**THE REQUEST:** Proceed with the passage below on the origin of rock salt, writing its continuation from the point after its final sentence.
# Start of EXCERPT
If the formation of salt (I am referring to mountains of rock-salt such as we see near Cordova, in Spain,42 and salt-mines as we see in Galicia, and Cheshire, and also isolated salt lakes, like that which exists in Western Thibet) is solely due to volcanic action, or marine explosion, we may easily account for its irregular and unequal distribution; also for its elevation into mountains, and as beds beneath the surface of the earth, by reason of the greater or less force which was employed for its upheaval; and also the thickness or solidity of those strata of rocks through which it was propelled in its upward course. If this were so, it is strange that it should be entirely free from organic remains, whose absence therefore is a formidable objection to this theory. Being accompanied by gypsum in some districts and not in others, would decidedly point to the presumed fact that salt has been the result of some volcanic agency; for were it not so we should find, on the contrary, owing to gradual formation, that gypsum would invariably be present with it, in the same way as we find one stratum of rock either above or below the stratum of another rock.
# End of EXCERPT
# Start of DATASET ENTRIES
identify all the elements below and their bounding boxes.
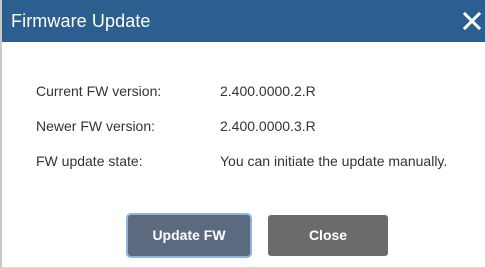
firmware-update-dialog: Firmware Update Current FW version: 2.40… — [0, 0, 485, 268]
dialog-titlebar: Firmware Update — [2, 0, 485, 42]
fw-update-state-label: FW update state: — [36, 153, 143, 169]
newer-fw-version-value: 2.400.0000.3.R — [220, 118, 316, 134]
update-fw-button[interactable]: Update FW — [128, 215, 250, 256]
dialog-title: Firmware Update — [11, 11, 151, 31]
current-fw-version-value: 2.400.0000.2.R — [220, 83, 316, 99]
close-icon[interactable] — [460, 9, 484, 33]
close-button[interactable]: Close — [268, 215, 388, 256]
fw-update-state-value: You can initiate the update manually. — [220, 153, 448, 169]
current-fw-version-label: Current FW version: — [36, 83, 162, 99]
newer-fw-version-label: Newer FW version: — [36, 118, 156, 134]
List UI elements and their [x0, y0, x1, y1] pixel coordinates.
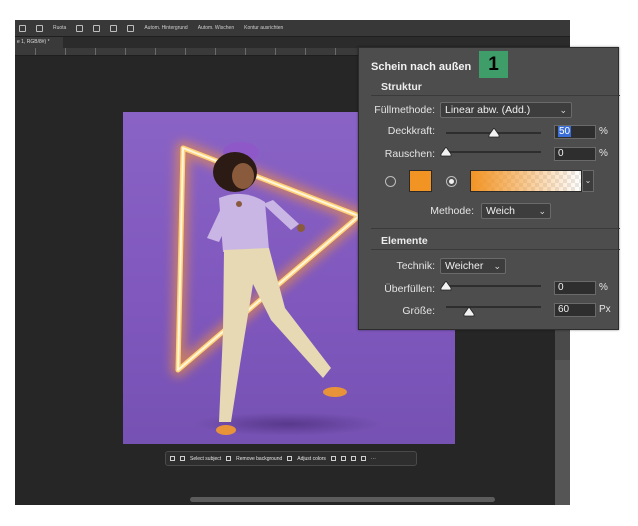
# End of DATASET ENTRIES
**RESPONSE FOR THIS EXERCISE:**
From the fact that deposits of salt are not confined to any particular group of strata – for while the salt-mines of Galicia belong to the tertiary formations, those in the State of New York are found in the middle of the Silurian system – we may say that salt is not subject to geological laws by reason of its somewhat erratic appearances in different strata. As the chlorides of sodium and gypsum are frequently sublimed from volcanic vents, an igneous origin has been ascribed to many of the beds of salt and gypsum; and Mr. Bakewell threw out the suggestion that the consolidation of both salt and gypsum must have been effected by heat, because the great deposit of gypsum that occurs with rock-salt at Bex, in Switzerland, was found by M. Carpentier to be anhydrous when exposed to the atmosphere. If this hypothesis is correct, and if salt and gypsum43 were at some period in a state of fusion, it is difficult to believe that when consolidated they are so perfectly distinct and in two different strata, so that one contains organic remains, whilst the other is altogether free from the slightest vestige. It may have been possible that one was in a state of fusion when the other was consolidated, and different degrees of heat might have been necessary for the purpose.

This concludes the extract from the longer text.